PROBLEM DETAILS ->
Work through the data below and give the number of lines holding "lots", nothing more.

EXCERPTED DATA ->
━━━━━━

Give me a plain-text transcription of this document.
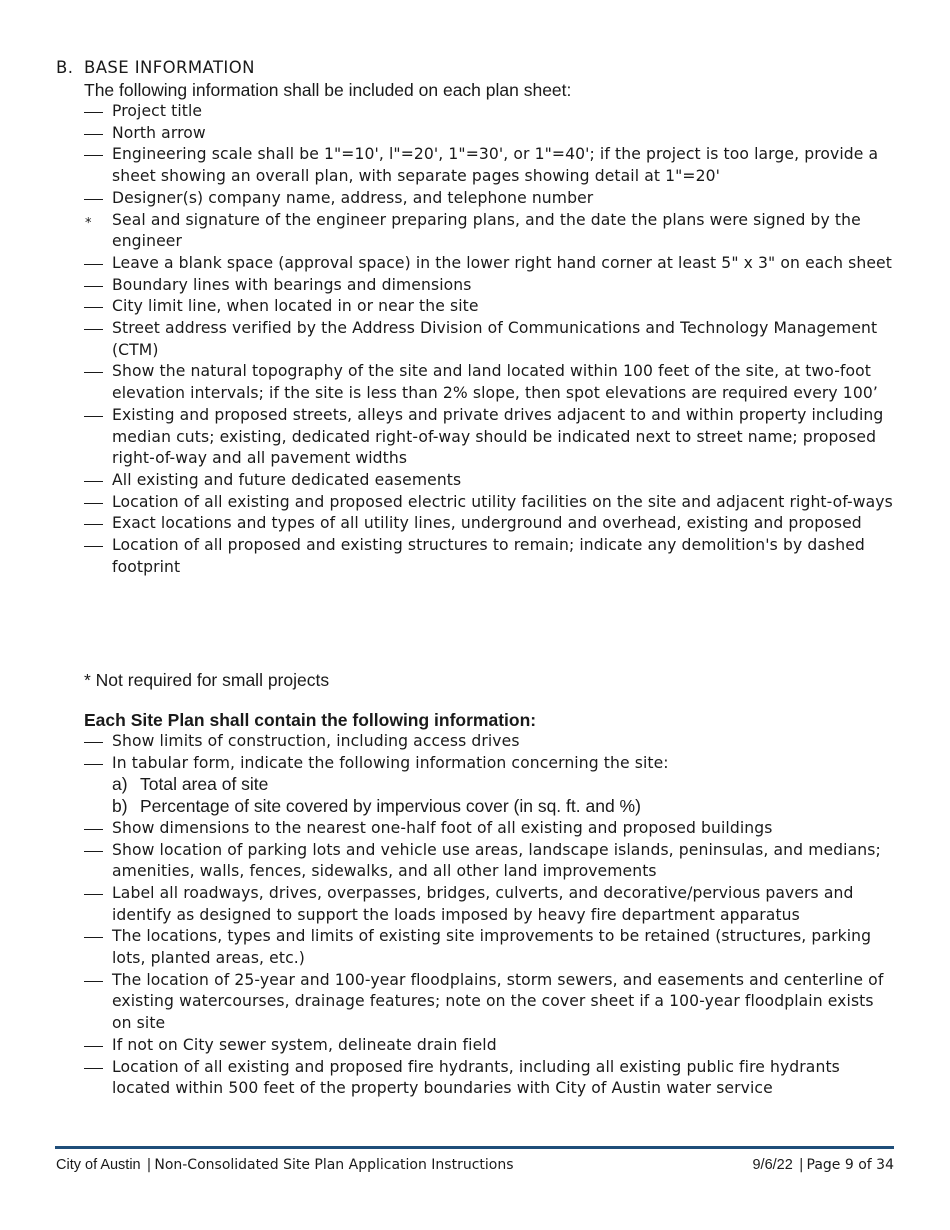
B. BASE INFORMATION
The following information shall be included on each plan sheet:
Project title
North arrow
Engineering scale shall be 1"=10', l"=20', 1"=30', or 1"=40'; if the project is too large, provide a sheet showing an overall plan, with separate pages showing detail at 1"=20'
Designer(s) company name, address, and telephone number
*	Seal and signature of the engineer preparing plans, and the date the plans were signed by the engineer
Leave a blank space (approval space) in the lower right hand corner at least 5" x 3" on each sheet
Boundary lines with bearings and dimensions
City limit line, when located in or near the site
Street address verified by the Address Division of Communications and Technology Management (CTM)
Show the natural topography of the site and land located within 100 feet of the site, at two-foot elevation intervals; if the site is less than 2% slope, then spot elevations are required every 100’
Existing and proposed streets, alleys and private drives adjacent to and within property including median cuts; existing, dedicated right-of-way should be indicated next to street name; proposed right-of-way and all pavement widths
All existing and future dedicated easements
Location of all existing and proposed electric utility facilities on the site and adjacent right-of-ways
Exact locations and types of all utility lines, underground and overhead, existing and proposed
Location of all proposed and existing structures to remain; indicate any demolition's by dashed footprint
* Not required for small projects
Each Site Plan shall contain the following information:
Show limits of construction, including access drives
In tabular form, indicate the following information concerning the site:
a) Total area of site
b) Percentage of site covered by impervious cover (in sq. ft. and %)
Show dimensions to the nearest one-half foot of all existing and proposed buildings
Show location of parking lots and vehicle use areas, landscape islands, peninsulas, and medians; amenities, walls, fences, sidewalks, and all other land improvements
Label all roadways, drives, overpasses, bridges, culverts, and decorative/pervious pavers and identify as designed to support the loads imposed by heavy fire department apparatus
The locations, types and limits of existing site improvements to be retained (structures, parking lots, planted areas, etc.)
The location of 25-year and 100-year floodplains, storm sewers, and easements and centerline of existing watercourses, drainage features; note on the cover sheet if a 100-year floodplain exists on site
If not on City sewer system, delineate drain field
Location of all existing and proposed fire hydrants, including all existing public fire hydrants located within 500 feet of the property boundaries with City of Austin water service
City of Austin | Non-Consolidated Site Plan Application Instructions	9/6/22 | Page 9 of 34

━━━━━━

RESULT BELOW ->
2